### What the exercise asks
In the listing below, find every line containing "document" and copy it out.

--- begin Material shown ---

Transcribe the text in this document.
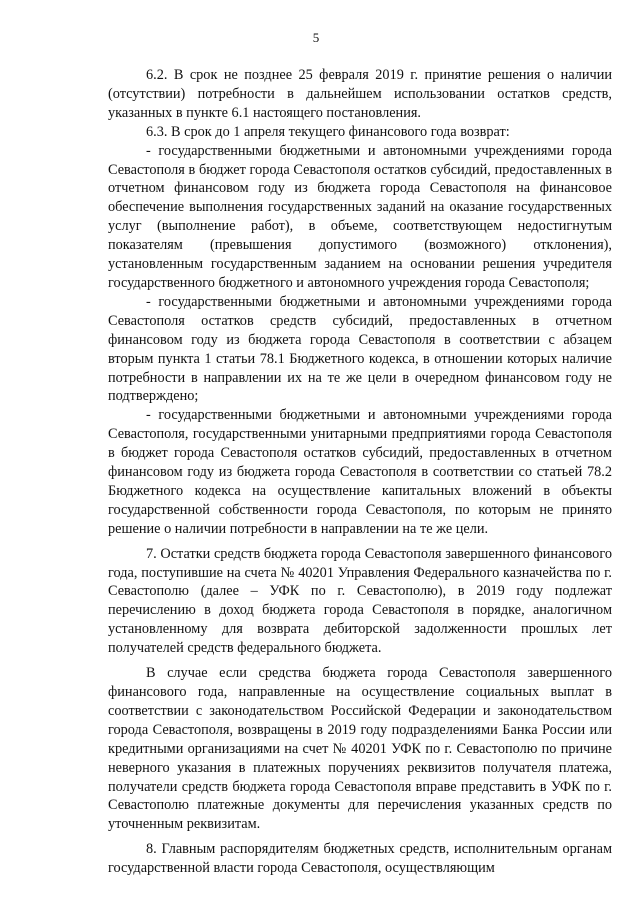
5

6.2. В срок не позднее 25 февраля 2019 г. принятие решения о наличии (отсутствии) потребности в дальнейшем использовании остатков средств, указанных в пункте 6.1 настоящего постановления.

6.3. В срок до 1 апреля текущего финансового года возврат:

- государственными бюджетными и автономными учреждениями города Севастополя в бюджет города Севастополя остатков субсидий, предоставленных в отчетном финансовом году из бюджета города Севастополя на финансовое обеспечение выполнения государственных заданий на оказание государственных услуг (выполнение работ), в объеме, соответствующем недостигнутым показателям (превышения допустимого (возможного) отклонения), установленным государственным заданием на основании решения учредителя государственного бюджетного и автономного учреждения города Севастополя;

- государственными бюджетными и автономными учреждениями города Севастополя остатков средств субсидий, предоставленных в отчетном финансовом году из бюджета города Севастополя в соответствии с абзацем вторым пункта 1 статьи 78.1 Бюджетного кодекса, в отношении которых наличие потребности в направлении их на те же цели в очередном финансовом году не подтверждено;

- государственными бюджетными и автономными учреждениями города Севастополя, государственными унитарными предприятиями города Севастополя в бюджет города Севастополя остатков субсидий, предоставленных в отчетном финансовом году из бюджета города Севастополя в соответствии со статьей 78.2 Бюджетного кодекса на осуществление капитальных вложений в объекты государственной собственности города Севастополя, по которым не принято решение о наличии потребности в направлении на те же цели.

7. Остатки средств бюджета города Севастополя завершенного финансового года, поступившие на счета № 40201 Управления Федерального казначейства по г. Севастополю (далее – УФК по г. Севастополю), в 2019 году подлежат перечислению в доход бюджета города Севастополя в порядке, аналогичном установленному для возврата дебиторской задолженности прошлых лет получателей средств федерального бюджета.

В случае если средства бюджета города Севастополя завершенного финансового года, направленные на осуществление социальных выплат в соответствии с законодательством Российской Федерации и законодательством города Севастополя, возвращены в 2019 году подразделениями Банка России или кредитными организациями на счет № 40201 УФК по г. Севастополю по причине неверного указания в платежных поручениях реквизитов получателя платежа, получатели средств бюджета города Севастополя вправе представить в УФК по г. Севастополю платежные документы для перечисления указанных средств по уточненным реквизитам.

8. Главным распорядителям бюджетных средств, исполнительным органам государственной власти города Севастополя, осуществляющим
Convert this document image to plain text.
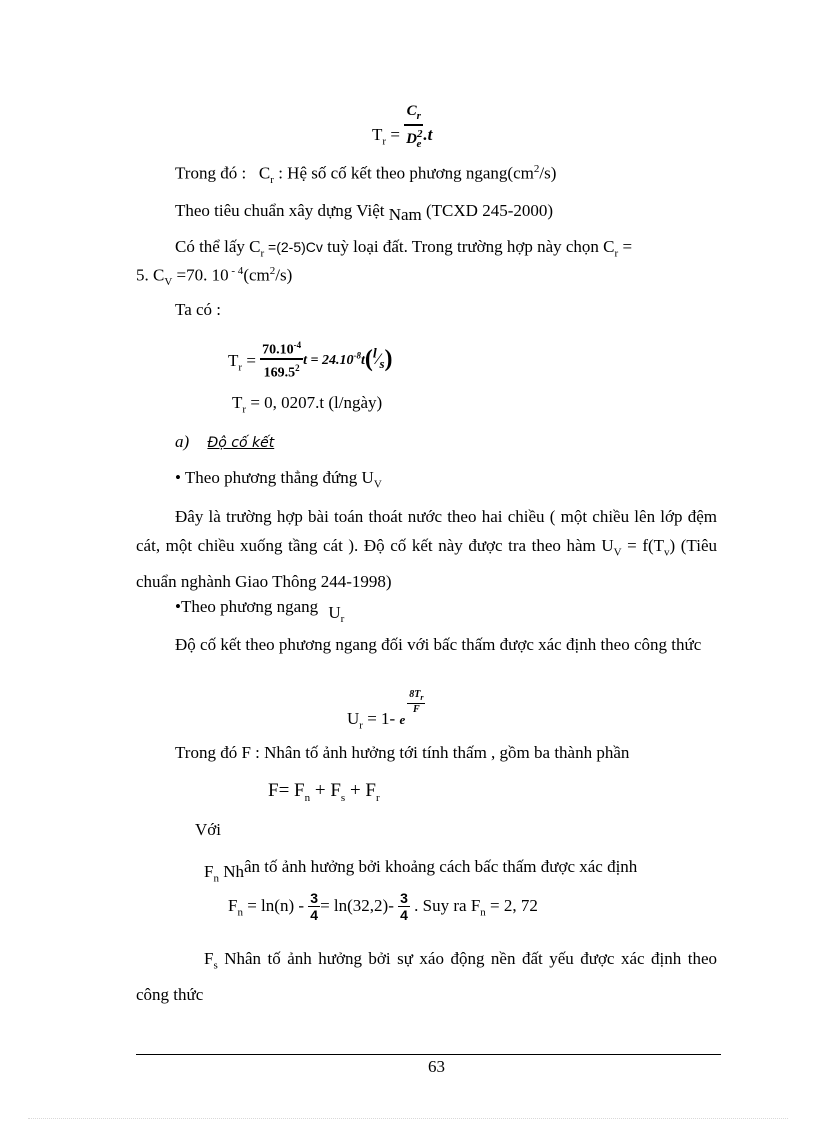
$T_r = \frac{C_r}{D^2_e} .t$
Trong đó : $C_r$ : Hệ số cố kết theo phương $ngang(cm^2/s)$
Theo tiêu chuẩn xây dựng Việt Nam (TCXD 245-2000)
Có thể lấy $C_r =(2-5)Cv$ tuỳ loại đất. Trong trường hợp này chọn $C_r$ =
5. $C_V =70$. 10 $^{- 4}(cm^2/s)$
Ta có :
$T_r = \frac{70.10^{-4}}{169.5^2}$ $t = 24.10^{-8}t(^l⁄_s)$
$T_r = 0$, 0207.t (l/ngày)
a) Độ cố kết
• Theo phương thẳng đứng $U_V$
Đây là trường hợp bài toán thoát nước theo hai chiều ( một chiều lên lớp đệm cát, một chiều xuống tầng cát ). Độ cố kết này được tra theo hàm $U_V = f(T_v)$ (Tiêu chuẩn nghành Giao Thông 244-1998)
•Theo phương ngang $U_r$
Độ cố kết theo phương ngang đối với bấc thấm được xác định theo công thức
$U_r = 1-$ $_e$
$\frac{8T_r}{F}$
Trong đó F : Nhân tố ảnh hưởng tới tính thấm , gồm ba thành phần
$F= F_n + F_s + F_r$
Với
$F_n$ Nhân tố ảnh hưởng bởi khoảng cách bấc thấm được xác định
$F_n = \ln(n) - \frac{3}{4} = \ln(32,2)- \frac{3}{4}$ . Suy ra $F_n = 2$, 72
$F_s$ Nhân tố ảnh hưởng bởi sự xáo động nền đất yếu được xác định theo công thức
63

--- end Material shown ---

### Answer to the problem
Transcribe the text in this document.
Convert this document image to plain text.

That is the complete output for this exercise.